WRITTEN PROBLEM »
Find every line below that contains the word "機械化連携調整役" and copy it out.

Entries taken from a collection
*****
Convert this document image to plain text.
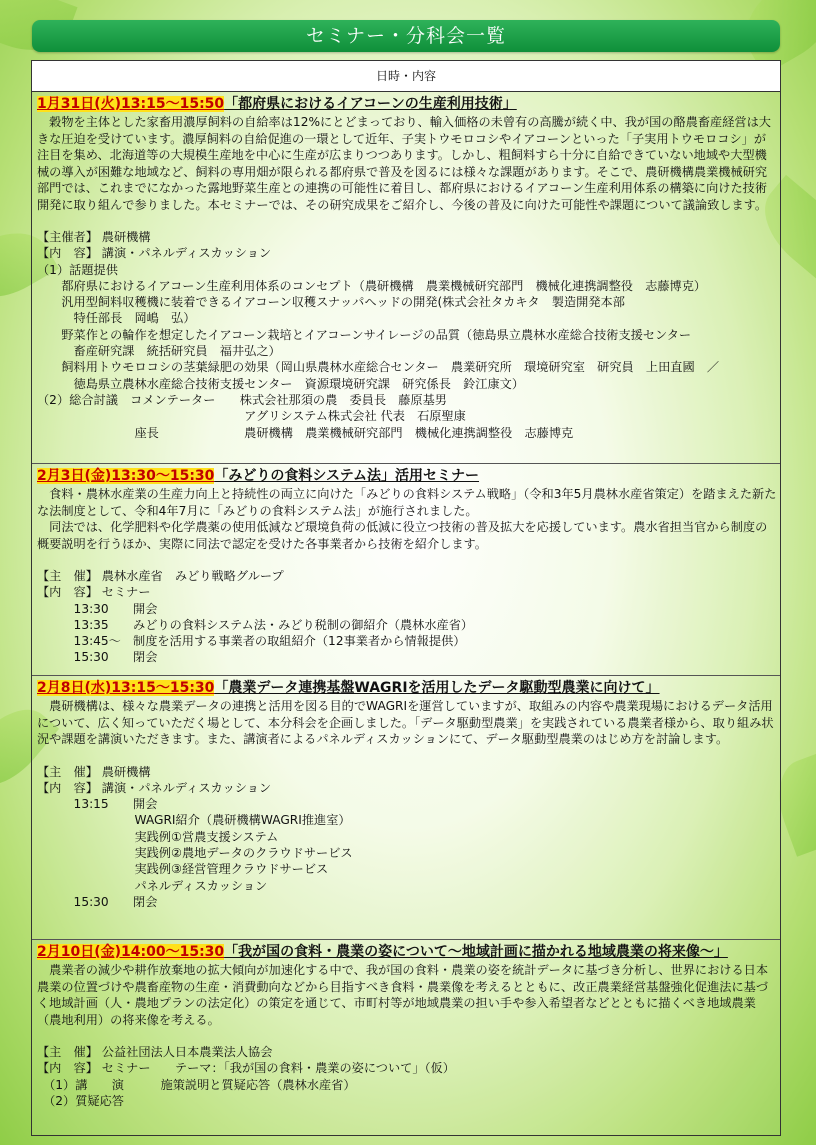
セミナー・分科会一覧
日時・内容
1月31日(火)13:15～15:50「都府県におけるイアコーンの生産利用技術」

　穀物を主体とした家畜用濃厚飼料の自給率は12%にとどまっており、輸入価格の未曾有の高騰が続く中、我が国の酪農畜産経営は大きな圧迫を受けています。濃厚飼料の自給促進の一環として近年、子実トウモロコシやイアコーンといった「子実用トウモロコシ」が注目を集め、北海道等の大規模生産地を中心に生産が広まりつつあります。しかし、粗飼料すら十分に自給できていない地域や大型機械の導入が困難な地域など、飼料の専用畑が限られる都府県で普及を図るには様々な課題があります。そこで、農研機構農業機械研究部門では、これまでになかった露地野菜生産との連携の可能性に着目し、都府県におけるイアコーン生産利用体系の構築に向けた技術開発に取り組んで参りました。本セミナーでは、その研究成果をご紹介し、今後の普及に向けた可能性や課題について議論致します。

【主催者】 農研機構
【内　容】 講演・パネルディスカッション
（1）話題提供
　　都府県におけるイアコーン生産利用体系のコンセプト（農研機構　農業機械研究部門　機械化連携調整役　志藤博克）
　　汎用型飼料収穫機に装着できるイアコーン収穫スナッパヘッドの開発(株式会社タカキタ　製造開発本部
　　　特任部長　岡嶋　弘）
　　野菜作との輪作を想定したイアコーン栽培とイアコーンサイレージの品質（徳島県立農林水産総合技術支援センター
　　　畜産研究課　統括研究員　福井弘之）
　　飼料用トウモロコシの茎葉緑肥の効果（岡山県農林水産総合センター　農業研究所　環境研究室　研究員　上田直國　／
　　　徳島県立農林水産総合技術支援センター　資源環境研究課　研究係長　鈴江康文）
（2）総合討議　コメンテーター　　株式会社那須の農　委員長　藤原基男
　　　　　　　　　　　　　　　　　アグリシステム株式会社 代表　石原聖康
　　　　　　　　座長　　　　　　　農研機構　農業機械研究部門　機械化連携調整役　志藤博克
2月3日(金)13:30～15:30「みどりの食料システム法」活用セミナー

　食料・農林水産業の生産力向上と持続性の両立に向けた「みどりの食料システム戦略」（令和3年5月農林水産省策定）を踏まえた新たな法制度として、令和4年7月に「みどりの食料システム法」が施行されました。
　同法では、化学肥料や化学農薬の使用低減など環境負荷の低減に役立つ技術の普及拡大を応援しています。農水省担当官から制度の概要説明を行うほか、実際に同法で認定を受けた各事業者から技術を紹介します。

【主　催】 農林水産省　みどり戦略グループ
【内　容】 セミナー
　　　13:30　　開会
　　　13:35　　みどりの食料システム法・みどり税制の御紹介（農林水産省）
　　　13:45～　制度を活用する事業者の取組紹介（12事業者から情報提供）
　　　15:30　　閉会
2月8日(水)13:15～15:30「農業データ連携基盤WAGRIを活用したデータ駆動型農業に向けて」

　農研機構は、様々な農業データの連携と活用を図る目的でWAGRIを運営していますが、取組みの内容や農業現場におけるデータ活用について、広く知っていただく場として、本分科会を企画しました。「データ駆動型農業」を実践されている農業者様から、取り組み状況や課題を講演いただきます。また、講演者によるパネルディスカッションにて、データ駆動型農業のはじめ方を討論します。

【主　催】 農研機構
【内　容】 講演・パネルディスカッション
　　　13:15　　開会
　　　　　　　　WAGRI紹介（農研機構WAGRI推進室）
　　　　　　　　実践例①営農支援システム
　　　　　　　　実践例②農地データのクラウドサービス
　　　　　　　　実践例③経営管理クラウドサービス
　　　　　　　　パネルディスカッション
　　　15:30　　閉会
2月10日(金)14:00～15:30「我が国の食料・農業の姿について～地域計画に描かれる地域農業の将来像～」

　農業者の減少や耕作放棄地の拡大傾向が加速化する中で、我が国の食料・農業の姿を統計データに基づき分析し、世界における日本農業の位置づけや農畜産物の生産・消費動向などから目指すべき食料・農業像を考えるとともに、改正農業経営基盤強化促進法に基づく地域計画（人・農地プランの法定化）の策定を通じて、市町村等が地域農業の担い手や参入希望者などとともに描くべき地域農業（農地利用）の将来像を考える。

【主　催】 公益社団法人日本農業法人協会
【内　容】 セミナー　　テーマ：「我が国の食料・農業の姿について」（仮）
　（1）講　　演　　　施策説明と質疑応答（農林水産省）
　（2）質疑応答
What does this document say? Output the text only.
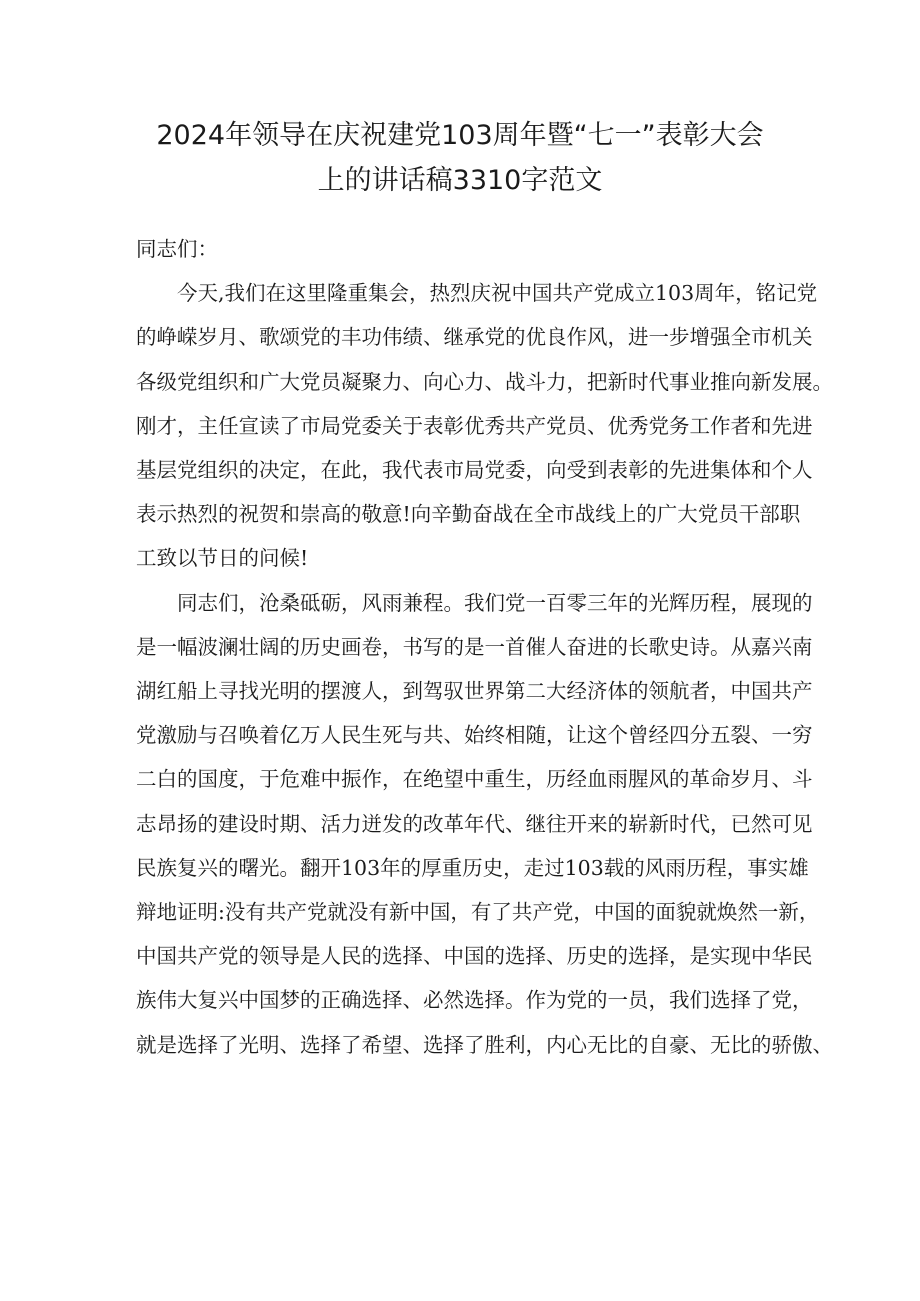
2024年领导在庆祝建党103周年暨“七一”表彰大会
上的讲话稿3310字范文
同志们：
今天,我们在这里隆重集会，热烈庆祝中国共产党成立103周年，铭记党
的峥嵘岁月、歌颂党的丰功伟绩、继承党的优良作风，进一步增强全市机关
各级党组织和广大党员凝聚力、向心力、战斗力，把新时代事业推向新发展。
刚才，主任宣读了市局党委关于表彰优秀共产党员、优秀党务工作者和先进
基层党组织的决定，在此，我代表市局党委，向受到表彰的先进集体和个人
表示热烈的祝贺和崇高的敬意!向辛勤奋战在全市战线上的广大党员干部职
工致以节日的问候!
同志们，沧桑砥砺，风雨兼程。我们党一百零三年的光辉历程，展现的
是一幅波澜壮阔的历史画卷，书写的是一首催人奋进的长歌史诗。从嘉兴南
湖红船上寻找光明的摆渡人，到驾驭世界第二大经济体的领航者，中国共产
党激励与召唤着亿万人民生死与共、始终相随，让这个曾经四分五裂、一穷
二白的国度，于危难中振作，在绝望中重生，历经血雨腥风的革命岁月、斗
志昂扬的建设时期、活力迸发的改革年代、继往开来的崭新时代，已然可见
民族复兴的曙光。翻开103年的厚重历史，走过103载的风雨历程，事实雄
辩地证明:没有共产党就没有新中国，有了共产党，中国的面貌就焕然一新，
中国共产党的领导是人民的选择、中国的选择、历史的选择，是实现中华民
族伟大复兴中国梦的正确选择、必然选择。作为党的一员，我们选择了党，
就是选择了光明、选择了希望、选择了胜利，内心无比的自豪、无比的骄傲、
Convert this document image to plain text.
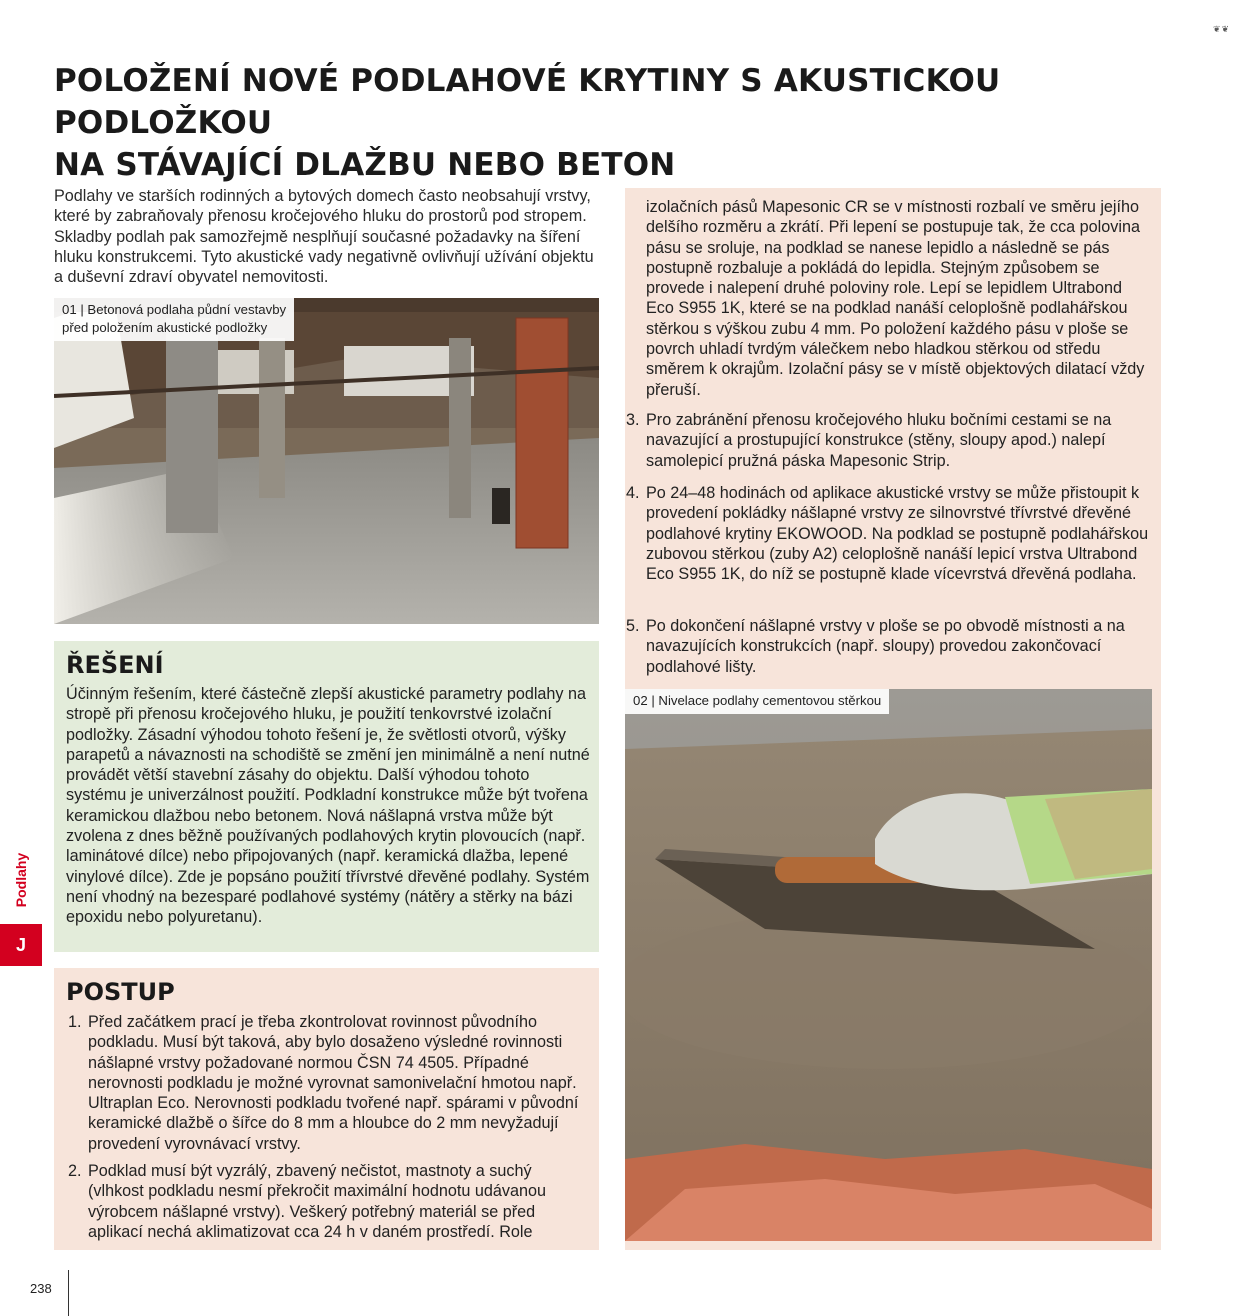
❦❦
POLOŽENÍ NOVÉ PODLAHOVÉ KRYTINY S AKUSTICKOU PODLOŽKOU
NA STÁVAJÍCÍ DLAŽBU NEBO BETON

Podlahy ve starších rodinných a bytových domech často neobsahují vrstvy, které by zabraňovaly přenosu kročejového hluku do prostorů pod stropem. Skladby podlah pak samozřejmě nesplňují současné požadavky na šíření hluku konstrukcemi. Tyto akustické vady negativně ovlivňují užívání objektu a duševní zdraví obyvatel nemovitosti.

01 | Betonová podlaha půdní vestavby
před položením akustické podložky
ŘEŠENÍ

Účinným řešením, které částečně zlepší akustické parametry podlahy na stropě při přenosu kročejového hluku, je použití tenkovrstvé izolační podložky. Zásadní výhodou tohoto řešení je, že světlosti otvorů, výšky parapetů a návaznosti na schodiště se změní jen minimálně a není nutné provádět větší stavební zásahy do objektu. Další výhodou tohoto systému je univerzálnost použití. Podkladní konstrukce může být tvořena keramickou dlažbou nebo betonem. Nová nášlapná vrstva může být zvolena z dnes běžně používaných podlahových krytin plovoucích (např. laminátové dílce) nebo připojovaných (např. keramická dlažba, lepené vinylové dílce). Zde je popsáno použití třívrstvé dřevěné podlahy. Systém není vhodný na bezesparé podlahové systémy (nátěry a stěrky na bázi epoxidu nebo polyuretanu).

POSTUP
1. Před začátkem prací je třeba zkontrolovat rovinnost původního podkladu. Musí být taková, aby bylo dosaženo výsledné rovinnosti nášlapné vrstvy požadované normou ČSN 74 4505. Případné nerovnosti podkladu je možné vyrovnat samonivelační hmotou např. Ultraplan Eco. Nerovnosti podkladu tvořené např. spárami v původní keramické dlažbě o šířce do 8 mm a hloubce do 2 mm nevyžadují provedení vyrovnávací vrstvy.
2. Podklad musí být vyzrálý, zbavený nečistot, mastnoty a suchý (vlhkost podkladu nesmí překročit maximální hodnotu udávanou výrobcem nášlapné vrstvy). Veškerý potřebný materiál se před aplikací nechá aklimatizovat cca 24 h v daném prostředí. Role
izolačních pásů Mapesonic CR se v místnosti rozbalí ve směru jejího delšího rozměru a zkrátí. Při lepení se postupuje tak, že cca polovina pásu se sroluje, na podklad se nanese lepidlo a následně se pás postupně rozbaluje a pokládá do lepidla. Stejným způsobem se provede i nalepení druhé poloviny role. Lepí se lepidlem Ultrabond Eco S955 1K, které se na podklad nanáší celoplošně podlahářskou stěrkou s výškou zubu 4 mm. Po položení každého pásu v ploše se povrch uhladí tvrdým válečkem nebo hladkou stěrkou od středu směrem k okrajům. Izolační pásy se v místě objektových dilatací vždy přeruší.
3. Pro zabránění přenosu kročejového hluku bočními cestami se na navazující a prostupující konstrukce (stěny, sloupy apod.) nalepí samolepicí pružná páska Mapesonic Strip.
4. Po 24–48 hodinách od aplikace akustické vrstvy se může přistoupit k provedení pokládky nášlapné vrstvy ze silnovrstvé třívrstvé dřevěné podlahové krytiny EKOWOOD. Na podklad se postupně podlahářskou zubovou stěrkou (zuby A2) celoplošně nanáší lepicí vrstva Ultrabond Eco S955 1K, do níž se postupně klade vícevrstvá dřevěná podlaha.
5. Po dokončení nášlapné vrstvy v ploše se po obvodě místnosti a na navazujících konstrukcích (např. sloupy) provedou zakončovací podlahové lišty.
02 | Nivelace podlahy cementovou stěrkou
Podlahy
J
238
*****
WRITTEN RESPONSE »
　　都府県におけるイアコーン生産利用体系のコンセプト（農研機構　農業機械研究部門　機械化連携調整役　志藤博克）
　　　　　　　　座長　　　　　　　農研機構　農業機械研究部門　機械化連携調整役　志藤博克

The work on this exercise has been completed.